= Material for this exercise =
################

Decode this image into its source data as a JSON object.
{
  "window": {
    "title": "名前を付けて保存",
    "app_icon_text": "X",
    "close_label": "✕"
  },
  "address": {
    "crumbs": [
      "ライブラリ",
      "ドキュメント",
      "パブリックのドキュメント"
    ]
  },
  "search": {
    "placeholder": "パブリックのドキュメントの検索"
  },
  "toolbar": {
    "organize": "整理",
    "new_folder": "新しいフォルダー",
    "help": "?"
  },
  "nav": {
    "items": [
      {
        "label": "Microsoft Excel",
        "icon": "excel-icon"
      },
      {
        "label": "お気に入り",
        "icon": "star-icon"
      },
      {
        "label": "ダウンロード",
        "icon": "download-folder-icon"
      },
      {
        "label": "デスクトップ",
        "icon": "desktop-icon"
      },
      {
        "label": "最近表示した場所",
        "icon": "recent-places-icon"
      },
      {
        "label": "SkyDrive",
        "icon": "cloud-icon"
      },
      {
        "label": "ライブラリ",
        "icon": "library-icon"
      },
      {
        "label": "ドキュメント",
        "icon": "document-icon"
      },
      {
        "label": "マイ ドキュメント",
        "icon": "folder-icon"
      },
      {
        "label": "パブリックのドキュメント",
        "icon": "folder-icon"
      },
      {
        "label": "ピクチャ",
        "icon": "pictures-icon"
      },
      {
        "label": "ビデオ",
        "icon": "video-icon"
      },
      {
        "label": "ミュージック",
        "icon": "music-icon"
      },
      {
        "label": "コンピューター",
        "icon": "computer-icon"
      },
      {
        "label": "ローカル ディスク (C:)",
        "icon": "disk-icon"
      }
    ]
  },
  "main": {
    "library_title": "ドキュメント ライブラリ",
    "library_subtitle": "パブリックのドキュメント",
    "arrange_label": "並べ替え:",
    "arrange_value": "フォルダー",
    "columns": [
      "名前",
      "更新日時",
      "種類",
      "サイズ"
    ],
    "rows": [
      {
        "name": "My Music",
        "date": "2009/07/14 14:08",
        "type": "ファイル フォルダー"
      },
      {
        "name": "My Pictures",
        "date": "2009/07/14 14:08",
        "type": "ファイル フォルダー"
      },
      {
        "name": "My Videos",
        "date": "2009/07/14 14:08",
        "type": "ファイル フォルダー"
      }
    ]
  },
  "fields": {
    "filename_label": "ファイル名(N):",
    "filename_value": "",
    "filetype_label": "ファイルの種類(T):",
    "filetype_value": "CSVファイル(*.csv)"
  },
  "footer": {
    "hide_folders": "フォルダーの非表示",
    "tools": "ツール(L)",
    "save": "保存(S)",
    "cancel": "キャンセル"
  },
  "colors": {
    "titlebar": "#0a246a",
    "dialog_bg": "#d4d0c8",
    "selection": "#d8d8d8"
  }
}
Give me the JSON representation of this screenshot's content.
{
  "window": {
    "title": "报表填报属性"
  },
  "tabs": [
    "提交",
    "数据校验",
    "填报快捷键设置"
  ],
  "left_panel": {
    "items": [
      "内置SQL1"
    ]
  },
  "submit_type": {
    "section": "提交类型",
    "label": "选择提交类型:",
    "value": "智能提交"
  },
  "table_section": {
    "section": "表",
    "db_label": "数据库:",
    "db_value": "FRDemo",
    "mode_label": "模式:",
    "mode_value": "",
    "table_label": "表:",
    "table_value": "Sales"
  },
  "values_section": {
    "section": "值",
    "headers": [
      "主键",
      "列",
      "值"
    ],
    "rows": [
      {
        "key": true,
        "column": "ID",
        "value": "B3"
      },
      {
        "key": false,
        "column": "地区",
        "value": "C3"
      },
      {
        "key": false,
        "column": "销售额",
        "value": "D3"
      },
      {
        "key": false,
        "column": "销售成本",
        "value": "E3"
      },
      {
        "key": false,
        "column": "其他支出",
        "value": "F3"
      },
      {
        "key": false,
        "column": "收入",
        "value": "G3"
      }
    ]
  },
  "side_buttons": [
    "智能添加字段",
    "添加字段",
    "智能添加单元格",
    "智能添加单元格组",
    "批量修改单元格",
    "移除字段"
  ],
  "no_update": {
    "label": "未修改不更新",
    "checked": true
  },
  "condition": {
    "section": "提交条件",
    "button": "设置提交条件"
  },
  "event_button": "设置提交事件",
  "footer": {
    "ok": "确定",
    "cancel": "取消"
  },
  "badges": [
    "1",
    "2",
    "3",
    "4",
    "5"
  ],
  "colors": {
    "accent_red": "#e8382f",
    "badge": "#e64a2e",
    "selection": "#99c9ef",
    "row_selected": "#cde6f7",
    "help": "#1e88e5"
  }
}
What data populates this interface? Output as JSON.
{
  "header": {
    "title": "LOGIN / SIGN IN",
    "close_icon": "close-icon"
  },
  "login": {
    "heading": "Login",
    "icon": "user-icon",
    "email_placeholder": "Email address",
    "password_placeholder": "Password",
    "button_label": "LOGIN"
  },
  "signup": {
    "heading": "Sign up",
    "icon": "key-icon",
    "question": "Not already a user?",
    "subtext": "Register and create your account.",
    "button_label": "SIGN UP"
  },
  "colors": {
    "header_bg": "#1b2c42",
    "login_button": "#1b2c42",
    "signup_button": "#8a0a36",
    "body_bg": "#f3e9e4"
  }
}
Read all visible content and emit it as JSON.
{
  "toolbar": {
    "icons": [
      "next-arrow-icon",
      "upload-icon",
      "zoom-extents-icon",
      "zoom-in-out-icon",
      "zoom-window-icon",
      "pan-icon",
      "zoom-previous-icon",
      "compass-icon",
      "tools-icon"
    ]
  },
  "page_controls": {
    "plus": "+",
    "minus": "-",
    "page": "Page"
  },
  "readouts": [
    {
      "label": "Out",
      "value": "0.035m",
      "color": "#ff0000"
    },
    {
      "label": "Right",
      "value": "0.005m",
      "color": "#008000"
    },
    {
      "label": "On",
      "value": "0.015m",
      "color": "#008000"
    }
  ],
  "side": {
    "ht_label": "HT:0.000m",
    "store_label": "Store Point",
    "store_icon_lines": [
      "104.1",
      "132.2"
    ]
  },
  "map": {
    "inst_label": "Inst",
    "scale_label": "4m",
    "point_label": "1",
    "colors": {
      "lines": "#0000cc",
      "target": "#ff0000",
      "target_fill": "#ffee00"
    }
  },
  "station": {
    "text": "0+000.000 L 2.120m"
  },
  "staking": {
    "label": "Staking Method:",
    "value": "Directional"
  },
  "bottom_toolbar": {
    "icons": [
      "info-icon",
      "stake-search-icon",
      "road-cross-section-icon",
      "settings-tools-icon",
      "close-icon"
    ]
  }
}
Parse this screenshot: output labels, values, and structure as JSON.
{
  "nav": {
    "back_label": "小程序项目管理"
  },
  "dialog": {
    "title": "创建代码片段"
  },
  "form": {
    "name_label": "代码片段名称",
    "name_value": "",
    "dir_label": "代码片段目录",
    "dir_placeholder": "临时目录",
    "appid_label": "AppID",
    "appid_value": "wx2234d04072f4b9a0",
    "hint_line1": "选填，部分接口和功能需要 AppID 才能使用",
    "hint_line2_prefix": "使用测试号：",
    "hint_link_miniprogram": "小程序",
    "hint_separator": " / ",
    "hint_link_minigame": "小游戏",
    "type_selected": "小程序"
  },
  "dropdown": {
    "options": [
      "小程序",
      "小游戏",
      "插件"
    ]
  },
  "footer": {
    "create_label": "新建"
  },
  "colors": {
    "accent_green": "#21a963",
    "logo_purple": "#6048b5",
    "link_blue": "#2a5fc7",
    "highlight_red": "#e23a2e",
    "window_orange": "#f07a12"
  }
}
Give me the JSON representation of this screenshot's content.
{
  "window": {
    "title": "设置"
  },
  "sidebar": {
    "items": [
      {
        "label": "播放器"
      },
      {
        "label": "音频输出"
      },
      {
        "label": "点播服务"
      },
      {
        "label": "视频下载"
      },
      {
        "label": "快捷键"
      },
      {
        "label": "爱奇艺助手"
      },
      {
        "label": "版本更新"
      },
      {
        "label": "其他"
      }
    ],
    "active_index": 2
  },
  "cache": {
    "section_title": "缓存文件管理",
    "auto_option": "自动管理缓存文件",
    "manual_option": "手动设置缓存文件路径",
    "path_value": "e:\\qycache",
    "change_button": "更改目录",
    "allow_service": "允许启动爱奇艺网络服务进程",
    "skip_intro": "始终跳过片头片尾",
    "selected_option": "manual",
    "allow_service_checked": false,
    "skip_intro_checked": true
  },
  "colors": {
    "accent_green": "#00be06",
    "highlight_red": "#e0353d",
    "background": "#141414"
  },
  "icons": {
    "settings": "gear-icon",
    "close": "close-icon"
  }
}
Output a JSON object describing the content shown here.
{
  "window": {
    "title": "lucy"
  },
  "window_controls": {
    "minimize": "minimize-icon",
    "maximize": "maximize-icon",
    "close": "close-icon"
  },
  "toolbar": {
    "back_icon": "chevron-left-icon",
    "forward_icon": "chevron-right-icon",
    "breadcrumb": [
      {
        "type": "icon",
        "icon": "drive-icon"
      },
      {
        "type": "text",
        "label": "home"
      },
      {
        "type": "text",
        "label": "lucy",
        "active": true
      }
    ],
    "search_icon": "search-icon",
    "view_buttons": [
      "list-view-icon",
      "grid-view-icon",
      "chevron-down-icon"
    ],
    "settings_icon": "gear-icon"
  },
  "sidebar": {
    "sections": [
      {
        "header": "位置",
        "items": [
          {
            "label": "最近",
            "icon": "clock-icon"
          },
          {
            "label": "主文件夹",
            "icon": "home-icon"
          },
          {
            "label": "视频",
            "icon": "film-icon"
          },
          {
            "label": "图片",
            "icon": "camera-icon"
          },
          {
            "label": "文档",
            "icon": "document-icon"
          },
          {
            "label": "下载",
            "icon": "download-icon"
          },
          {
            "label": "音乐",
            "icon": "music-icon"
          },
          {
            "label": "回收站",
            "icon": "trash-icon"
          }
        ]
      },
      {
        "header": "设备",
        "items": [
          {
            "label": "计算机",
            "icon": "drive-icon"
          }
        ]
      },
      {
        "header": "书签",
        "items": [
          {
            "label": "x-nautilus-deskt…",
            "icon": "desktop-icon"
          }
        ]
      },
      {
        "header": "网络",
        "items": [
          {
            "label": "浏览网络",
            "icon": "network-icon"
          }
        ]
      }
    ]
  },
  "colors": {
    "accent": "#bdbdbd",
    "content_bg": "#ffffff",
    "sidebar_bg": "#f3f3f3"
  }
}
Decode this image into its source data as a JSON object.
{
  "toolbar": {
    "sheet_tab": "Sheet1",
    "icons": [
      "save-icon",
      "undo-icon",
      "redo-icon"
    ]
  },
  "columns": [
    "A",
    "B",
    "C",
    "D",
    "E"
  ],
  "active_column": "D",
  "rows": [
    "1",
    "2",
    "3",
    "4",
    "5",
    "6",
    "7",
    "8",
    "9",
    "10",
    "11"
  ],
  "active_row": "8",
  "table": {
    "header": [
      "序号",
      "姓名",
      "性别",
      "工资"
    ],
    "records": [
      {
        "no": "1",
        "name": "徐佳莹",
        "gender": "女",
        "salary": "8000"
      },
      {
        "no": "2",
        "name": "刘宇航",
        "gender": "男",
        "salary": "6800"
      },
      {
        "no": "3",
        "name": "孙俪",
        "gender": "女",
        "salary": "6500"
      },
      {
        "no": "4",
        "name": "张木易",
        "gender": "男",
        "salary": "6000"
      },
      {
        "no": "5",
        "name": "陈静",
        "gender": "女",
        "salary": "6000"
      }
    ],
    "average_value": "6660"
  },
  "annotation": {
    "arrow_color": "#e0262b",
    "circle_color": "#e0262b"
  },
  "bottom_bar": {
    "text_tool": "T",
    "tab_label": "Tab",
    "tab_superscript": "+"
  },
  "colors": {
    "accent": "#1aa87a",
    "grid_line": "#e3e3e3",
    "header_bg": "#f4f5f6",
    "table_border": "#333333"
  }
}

################

= Stated exercise =
Across the records above, count the lines holding "search" and reply with that number alone.

= Written solution =
3